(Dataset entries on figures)

********************

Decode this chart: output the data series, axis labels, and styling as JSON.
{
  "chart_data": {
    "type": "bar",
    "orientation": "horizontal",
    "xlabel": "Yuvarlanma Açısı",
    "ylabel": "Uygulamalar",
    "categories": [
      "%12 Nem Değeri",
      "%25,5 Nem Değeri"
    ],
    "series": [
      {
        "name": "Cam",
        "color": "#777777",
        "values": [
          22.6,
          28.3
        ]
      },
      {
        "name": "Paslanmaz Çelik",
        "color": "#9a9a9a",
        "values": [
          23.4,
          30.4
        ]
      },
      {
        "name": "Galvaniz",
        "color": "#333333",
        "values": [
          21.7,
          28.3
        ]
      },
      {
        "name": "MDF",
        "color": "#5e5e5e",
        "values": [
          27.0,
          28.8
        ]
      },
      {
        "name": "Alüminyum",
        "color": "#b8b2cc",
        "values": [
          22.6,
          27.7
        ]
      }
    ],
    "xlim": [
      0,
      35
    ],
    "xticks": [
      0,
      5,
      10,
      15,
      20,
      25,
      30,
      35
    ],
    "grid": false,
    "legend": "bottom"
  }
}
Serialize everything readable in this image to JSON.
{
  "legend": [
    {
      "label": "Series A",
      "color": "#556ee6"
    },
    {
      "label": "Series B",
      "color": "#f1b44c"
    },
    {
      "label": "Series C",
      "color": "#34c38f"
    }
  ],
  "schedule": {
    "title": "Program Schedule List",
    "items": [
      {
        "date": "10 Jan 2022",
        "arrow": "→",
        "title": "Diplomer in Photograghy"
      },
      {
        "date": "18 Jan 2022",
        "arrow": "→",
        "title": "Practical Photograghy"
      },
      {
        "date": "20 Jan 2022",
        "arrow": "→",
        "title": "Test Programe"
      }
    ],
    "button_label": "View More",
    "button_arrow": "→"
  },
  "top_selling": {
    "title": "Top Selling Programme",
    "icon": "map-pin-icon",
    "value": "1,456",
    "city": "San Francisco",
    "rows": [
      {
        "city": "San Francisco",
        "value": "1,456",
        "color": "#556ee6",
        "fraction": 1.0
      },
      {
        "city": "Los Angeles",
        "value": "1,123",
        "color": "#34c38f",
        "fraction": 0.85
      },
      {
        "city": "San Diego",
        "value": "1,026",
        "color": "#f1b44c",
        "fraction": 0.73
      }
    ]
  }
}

********************

#### [Work to complete]
Your task is to quote all of the data word for word.

#### [Answer to the exercise]
Decode this chart: output the data series, axis labels, and styling as JSON.
{
  "chart_data": {
    "type": "bar",
    "orientation": "horizontal",
    "xlabel": "Yuvarlanma Açısı",
    "ylabel": "Uygulamalar",
    "categories": [
      "%12 Nem Değeri",
      "%25,5 Nem Değeri"
    ],
    "series": [
      {
        "name": "Cam",
        "color": "#777777",
        "values": [
          22.6,
          28.3
        ]
      },
      {
        "name": "Paslanmaz Çelik",
        "color": "#9a9a9a",
        "values": [
          23.4,
          30.4
        ]
      },
      {
        "name": "Galvaniz",
        "color": "#333333",
        "values": [
          21.7,
          28.3
        ]
      },
      {
        "name": "MDF",
        "color": "#5e5e5e",
        "values": [
          27.0,
          28.8
        ]
      },
      {
        "name": "Alüminyum",
        "color": "#b8b2cc",
        "values": [
          22.6,
          27.7
        ]
      }
    ],
    "xlim": [
      0,
      35
    ],
    "xticks": [
      0,
      5,
      10,
      15,
      20,
      25,
      30,
      35
    ],
    "grid": false,
    "legend": "bottom"
  }
}
Serialize everything readable in this image to JSON.
{
  "legend": [
    {
      "label": "Series A",
      "color": "#556ee6"
    },
    {
      "label": "Series B",
      "color": "#f1b44c"
    },
    {
      "label": "Series C",
      "color": "#34c38f"
    }
  ],
  "schedule": {
    "title": "Program Schedule List",
    "items": [
      {
        "date": "10 Jan 2022",
        "arrow": "→",
        "title": "Diplomer in Photograghy"
      },
      {
        "date": "18 Jan 2022",
        "arrow": "→",
        "title": "Practical Photograghy"
      },
      {
        "date": "20 Jan 2022",
        "arrow": "→",
        "title": "Test Programe"
      }
    ],
    "button_label": "View More",
    "button_arrow": "→"
  },
  "top_selling": {
    "title": "Top Selling Programme",
    "icon": "map-pin-icon",
    "value": "1,456",
    "city": "San Francisco",
    "rows": [
      {
        "city": "San Francisco",
        "value": "1,456",
        "color": "#556ee6",
        "fraction": 1.0
      },
      {
        "city": "Los Angeles",
        "value": "1,123",
        "color": "#34c38f",
        "fraction": 0.85
      },
      {
        "city": "San Diego",
        "value": "1,026",
        "color": "#f1b44c",
        "fraction": 0.73
      }
    ]
  }
}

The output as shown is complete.